*Written instruction:*
For the material that follows, list every line containing the word "year".

*Material for this exercise:*

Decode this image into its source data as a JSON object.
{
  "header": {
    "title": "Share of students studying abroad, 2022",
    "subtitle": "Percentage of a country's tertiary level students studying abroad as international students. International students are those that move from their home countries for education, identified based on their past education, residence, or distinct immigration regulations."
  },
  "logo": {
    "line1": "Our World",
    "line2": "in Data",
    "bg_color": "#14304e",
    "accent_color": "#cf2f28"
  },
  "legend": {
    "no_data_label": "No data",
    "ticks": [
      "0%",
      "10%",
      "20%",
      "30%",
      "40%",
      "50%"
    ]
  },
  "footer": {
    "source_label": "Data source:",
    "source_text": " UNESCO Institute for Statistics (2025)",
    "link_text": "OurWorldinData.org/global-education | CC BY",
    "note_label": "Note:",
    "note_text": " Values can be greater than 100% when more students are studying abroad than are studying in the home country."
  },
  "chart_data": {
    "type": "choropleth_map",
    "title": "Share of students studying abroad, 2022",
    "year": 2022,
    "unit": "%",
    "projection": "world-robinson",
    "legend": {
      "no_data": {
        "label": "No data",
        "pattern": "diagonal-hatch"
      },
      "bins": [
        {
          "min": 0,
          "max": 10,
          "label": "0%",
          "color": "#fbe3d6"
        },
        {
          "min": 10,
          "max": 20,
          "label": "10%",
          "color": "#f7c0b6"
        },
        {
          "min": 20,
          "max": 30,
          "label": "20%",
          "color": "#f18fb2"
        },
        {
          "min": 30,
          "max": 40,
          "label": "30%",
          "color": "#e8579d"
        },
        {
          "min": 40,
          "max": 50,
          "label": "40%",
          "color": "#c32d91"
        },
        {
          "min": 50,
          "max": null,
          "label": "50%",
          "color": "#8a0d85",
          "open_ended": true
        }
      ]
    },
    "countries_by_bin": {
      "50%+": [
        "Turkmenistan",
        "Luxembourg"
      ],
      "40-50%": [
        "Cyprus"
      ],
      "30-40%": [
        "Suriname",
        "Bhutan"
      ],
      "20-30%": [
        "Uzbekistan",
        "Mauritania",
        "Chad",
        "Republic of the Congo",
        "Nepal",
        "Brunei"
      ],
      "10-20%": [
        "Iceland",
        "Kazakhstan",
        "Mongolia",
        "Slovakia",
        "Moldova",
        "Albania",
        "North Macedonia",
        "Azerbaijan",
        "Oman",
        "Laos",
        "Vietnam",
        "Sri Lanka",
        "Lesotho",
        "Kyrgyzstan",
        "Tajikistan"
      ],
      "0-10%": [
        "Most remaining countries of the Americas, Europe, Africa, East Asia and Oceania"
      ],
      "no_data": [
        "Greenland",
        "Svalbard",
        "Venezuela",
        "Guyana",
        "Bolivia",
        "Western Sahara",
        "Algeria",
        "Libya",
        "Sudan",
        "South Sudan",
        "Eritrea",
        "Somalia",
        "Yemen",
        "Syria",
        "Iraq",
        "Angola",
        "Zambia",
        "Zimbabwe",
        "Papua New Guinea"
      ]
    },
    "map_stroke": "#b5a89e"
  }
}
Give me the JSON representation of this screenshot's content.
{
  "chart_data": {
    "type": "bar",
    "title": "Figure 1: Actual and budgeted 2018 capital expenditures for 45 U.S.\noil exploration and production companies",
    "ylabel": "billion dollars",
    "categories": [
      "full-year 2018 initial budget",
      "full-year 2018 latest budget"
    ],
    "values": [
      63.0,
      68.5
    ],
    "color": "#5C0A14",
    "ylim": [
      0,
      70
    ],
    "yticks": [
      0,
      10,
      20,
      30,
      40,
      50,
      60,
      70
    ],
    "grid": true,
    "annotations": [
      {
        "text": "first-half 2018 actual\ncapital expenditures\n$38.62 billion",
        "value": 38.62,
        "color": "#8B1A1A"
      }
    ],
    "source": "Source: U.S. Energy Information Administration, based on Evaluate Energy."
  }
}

*Response to the exercise:*
    "year": 2022,
      "full-year 2018 initial budget",
      "full-year 2018 latest budget"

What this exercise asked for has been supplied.